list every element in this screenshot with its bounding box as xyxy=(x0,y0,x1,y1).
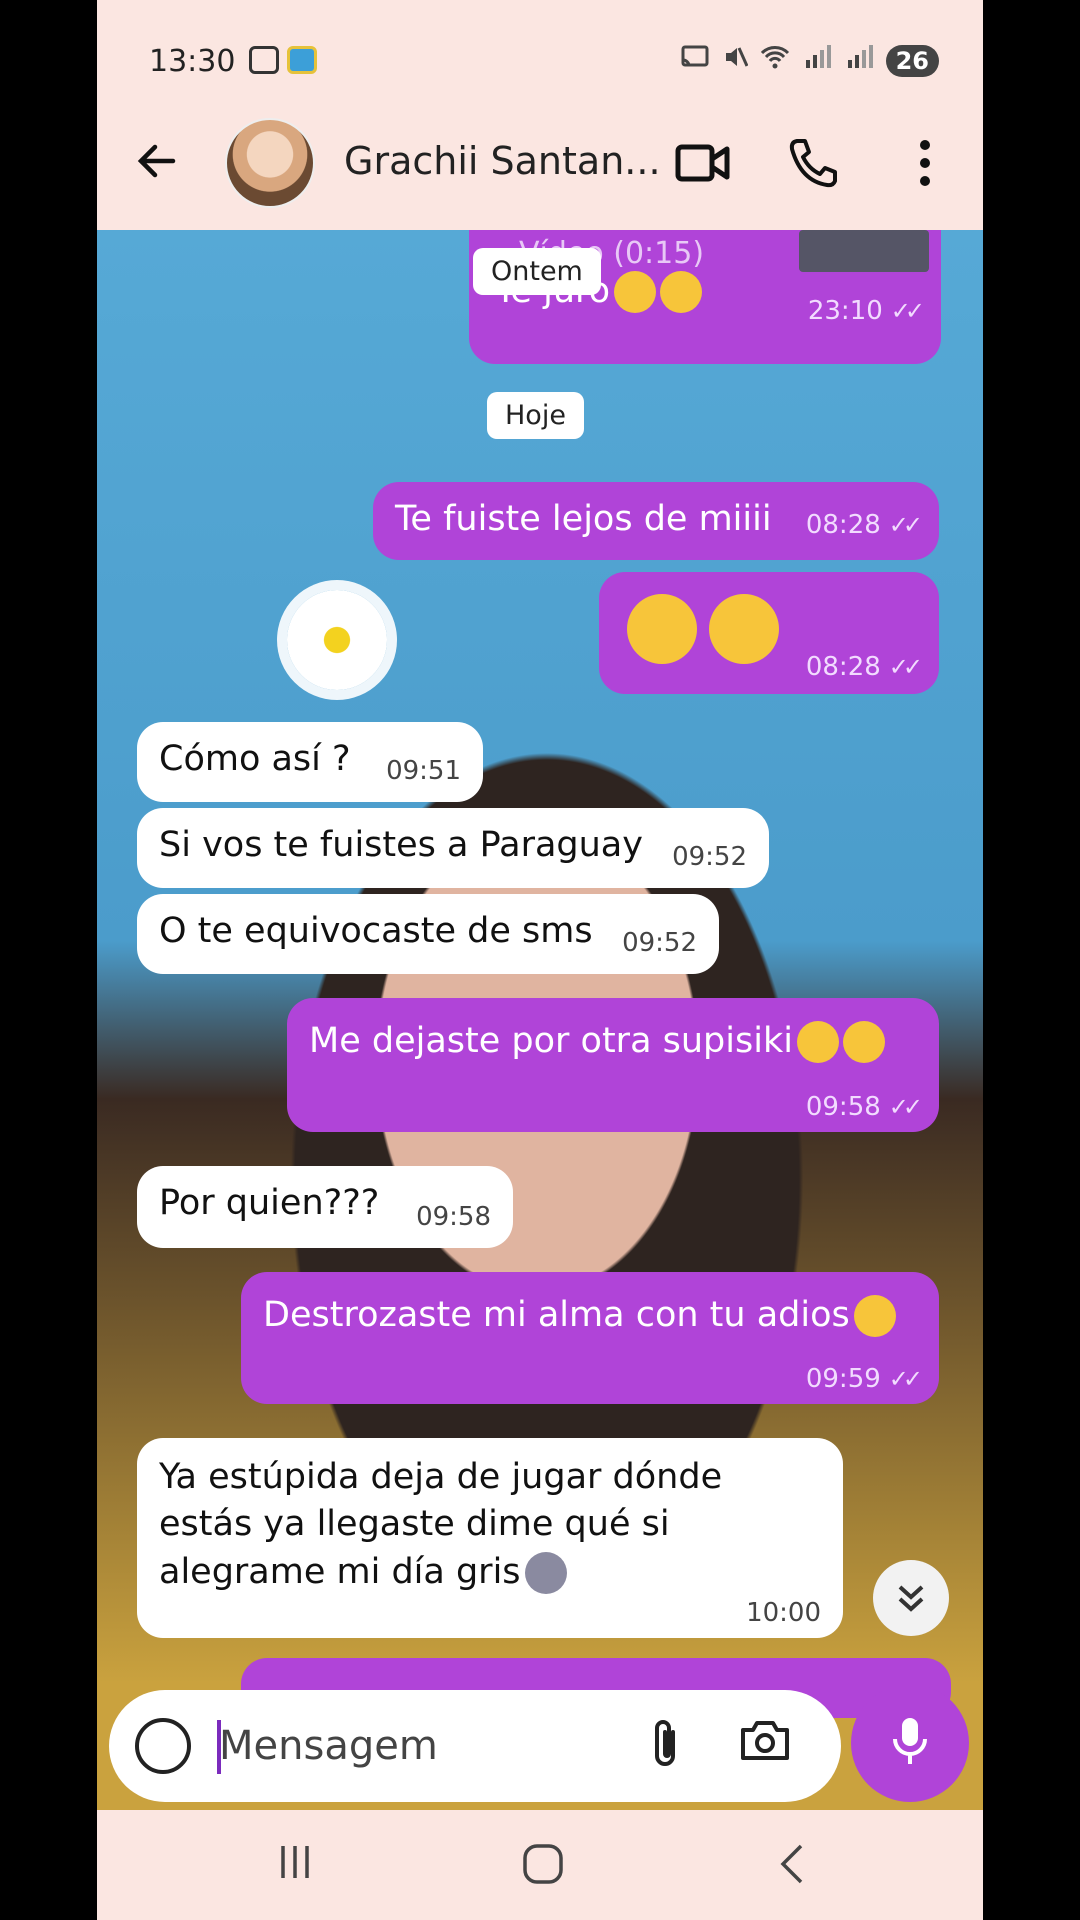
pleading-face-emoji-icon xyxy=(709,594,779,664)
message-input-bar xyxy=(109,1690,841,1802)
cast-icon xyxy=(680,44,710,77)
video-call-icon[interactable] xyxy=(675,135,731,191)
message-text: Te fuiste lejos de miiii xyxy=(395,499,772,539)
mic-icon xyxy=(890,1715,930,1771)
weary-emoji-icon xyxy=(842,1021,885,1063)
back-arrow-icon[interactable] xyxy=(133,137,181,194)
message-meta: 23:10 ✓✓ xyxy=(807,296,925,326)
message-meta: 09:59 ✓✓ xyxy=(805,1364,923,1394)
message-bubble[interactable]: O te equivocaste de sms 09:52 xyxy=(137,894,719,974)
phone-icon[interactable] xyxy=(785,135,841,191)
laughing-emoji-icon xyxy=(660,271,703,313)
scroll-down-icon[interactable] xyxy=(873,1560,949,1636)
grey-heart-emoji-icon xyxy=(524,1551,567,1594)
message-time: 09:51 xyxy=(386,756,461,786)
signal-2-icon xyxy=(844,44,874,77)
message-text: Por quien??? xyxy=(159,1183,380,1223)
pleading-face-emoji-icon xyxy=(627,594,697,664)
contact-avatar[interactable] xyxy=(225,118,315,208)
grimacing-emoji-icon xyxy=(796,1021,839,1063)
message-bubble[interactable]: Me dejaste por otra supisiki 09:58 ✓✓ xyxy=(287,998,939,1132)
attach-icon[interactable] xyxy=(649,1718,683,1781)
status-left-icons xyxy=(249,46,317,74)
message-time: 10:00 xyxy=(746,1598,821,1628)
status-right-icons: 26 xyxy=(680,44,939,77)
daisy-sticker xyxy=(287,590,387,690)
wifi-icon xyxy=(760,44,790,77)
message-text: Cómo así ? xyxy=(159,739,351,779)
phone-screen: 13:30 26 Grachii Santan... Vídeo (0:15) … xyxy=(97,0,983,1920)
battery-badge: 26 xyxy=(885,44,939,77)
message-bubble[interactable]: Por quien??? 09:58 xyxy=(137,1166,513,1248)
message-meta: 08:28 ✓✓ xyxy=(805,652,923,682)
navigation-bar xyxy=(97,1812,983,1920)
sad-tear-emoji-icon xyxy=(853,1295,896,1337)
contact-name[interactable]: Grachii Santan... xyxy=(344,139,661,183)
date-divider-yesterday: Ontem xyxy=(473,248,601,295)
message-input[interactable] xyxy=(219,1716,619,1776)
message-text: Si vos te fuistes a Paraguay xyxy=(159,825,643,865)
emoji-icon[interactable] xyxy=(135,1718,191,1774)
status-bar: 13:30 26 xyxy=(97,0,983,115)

> [Task objective]: Rewrite all of the records with "message-bubble" swapped for "chat-bubble" everywhere, keeping everything else the same and leaving out the pictures.

> [Exercise output]:
list every element in this screenshot with its bounding box as xyxy=(x0,y0,x1,y1).
pleading-face-emoji-icon xyxy=(709,594,779,664)
message-input-bar xyxy=(109,1690,841,1802)
cast-icon xyxy=(680,44,710,77)
video-call-icon[interactable] xyxy=(675,135,731,191)
message-text: Te fuiste lejos de miiii xyxy=(395,499,772,539)
mic-icon xyxy=(890,1715,930,1771)
weary-emoji-icon xyxy=(842,1021,885,1063)
back-arrow-icon[interactable] xyxy=(133,137,181,194)
message-meta: 23:10 ✓✓ xyxy=(807,296,925,326)
message-meta: 09:59 ✓✓ xyxy=(805,1364,923,1394)
chat-bubble[interactable]: O te equivocaste de sms 09:52 xyxy=(137,894,719,974)
phone-icon[interactable] xyxy=(785,135,841,191)
laughing-emoji-icon xyxy=(660,271,703,313)
scroll-down-icon[interactable] xyxy=(873,1560,949,1636)
grey-heart-emoji-icon xyxy=(524,1551,567,1594)
message-time: 09:51 xyxy=(386,756,461,786)
signal-2-icon xyxy=(844,44,874,77)
message-text: Por quien??? xyxy=(159,1183,380,1223)
pleading-face-emoji-icon xyxy=(627,594,697,664)
contact-avatar[interactable] xyxy=(225,118,315,208)
grimacing-emoji-icon xyxy=(796,1021,839,1063)
chat-bubble[interactable]: Me dejaste por otra supisiki 09:58 ✓✓ xyxy=(287,998,939,1132)
attach-icon[interactable] xyxy=(649,1718,683,1781)
status-left-icons xyxy=(249,46,317,74)
message-time: 10:00 xyxy=(746,1598,821,1628)
status-right-icons: 26 xyxy=(680,44,939,77)
daisy-sticker xyxy=(287,590,387,690)
wifi-icon xyxy=(760,44,790,77)
message-text: Cómo así ? xyxy=(159,739,351,779)
phone-screen: 13:30 26 Grachii Santan... Vídeo (0:15) … xyxy=(97,0,983,1920)
battery-badge: 26 xyxy=(885,44,939,77)
chat-bubble[interactable]: Por quien??? 09:58 xyxy=(137,1166,513,1248)
message-meta: 08:28 ✓✓ xyxy=(805,652,923,682)
navigation-bar xyxy=(97,1812,983,1920)
sad-tear-emoji-icon xyxy=(853,1295,896,1337)
contact-name[interactable]: Grachii Santan... xyxy=(344,139,661,183)
date-divider-yesterday: Ontem xyxy=(473,248,601,295)
message-input[interactable] xyxy=(219,1716,619,1776)
message-text: Si vos te fuistes a Paraguay xyxy=(159,825,643,865)
emoji-icon[interactable] xyxy=(135,1718,191,1774)
status-bar: 13:30 26 xyxy=(97,0,983,115)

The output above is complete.